>> begin Entries
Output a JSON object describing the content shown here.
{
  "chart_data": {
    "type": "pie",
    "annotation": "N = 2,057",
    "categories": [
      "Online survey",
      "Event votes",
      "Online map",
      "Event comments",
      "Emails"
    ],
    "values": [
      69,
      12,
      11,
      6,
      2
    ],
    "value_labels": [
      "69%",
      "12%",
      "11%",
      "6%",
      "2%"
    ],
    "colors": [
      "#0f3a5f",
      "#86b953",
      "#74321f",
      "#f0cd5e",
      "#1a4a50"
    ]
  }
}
>> end Entries
* **Written request**
The whole listing above needs to be written out again exactly.

* **Reply**
Output a JSON object describing the content shown here.
{
  "chart_data": {
    "type": "pie",
    "annotation": "N = 2,057",
    "categories": [
      "Online survey",
      "Event votes",
      "Online map",
      "Event comments",
      "Emails"
    ],
    "values": [
      69,
      12,
      11,
      6,
      2
    ],
    "value_labels": [
      "69%",
      "12%",
      "11%",
      "6%",
      "2%"
    ],
    "colors": [
      "#0f3a5f",
      "#86b953",
      "#74321f",
      "#f0cd5e",
      "#1a4a50"
    ]
  }
}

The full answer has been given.